* **Description of the task**
Copy out each line that has "three" in it.
::: Records to use
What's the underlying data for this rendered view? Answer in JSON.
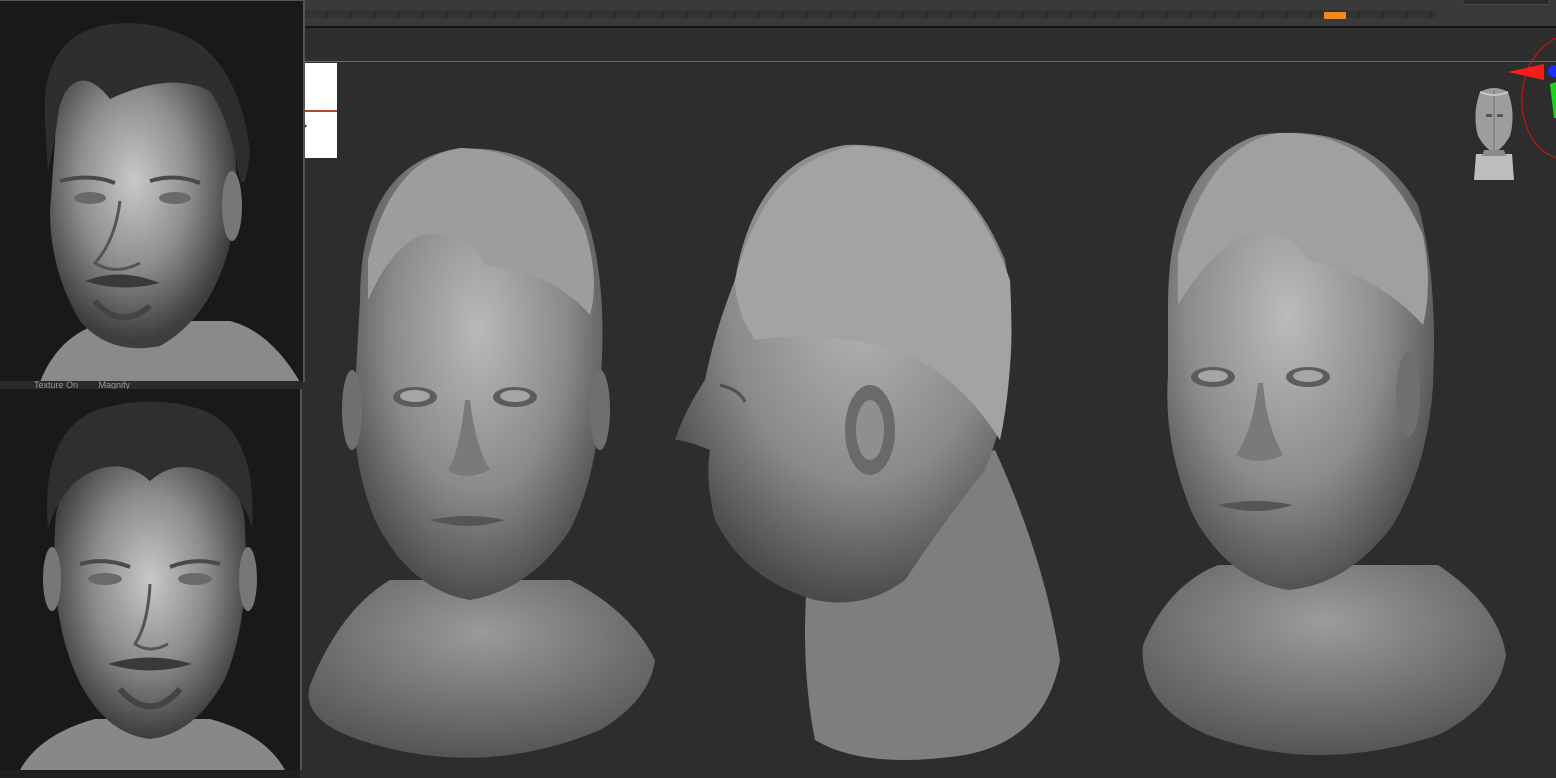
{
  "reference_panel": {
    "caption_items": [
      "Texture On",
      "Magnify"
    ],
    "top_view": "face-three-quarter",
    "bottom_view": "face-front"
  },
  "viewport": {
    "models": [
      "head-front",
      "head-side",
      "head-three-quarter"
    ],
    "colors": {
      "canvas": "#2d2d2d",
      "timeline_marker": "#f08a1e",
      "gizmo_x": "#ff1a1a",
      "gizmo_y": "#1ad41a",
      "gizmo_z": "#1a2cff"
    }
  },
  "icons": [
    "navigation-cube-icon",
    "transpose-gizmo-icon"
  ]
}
::::::
* **Exercise response**
    "top_view": "face-three-quarter",
      "head-three-quarter"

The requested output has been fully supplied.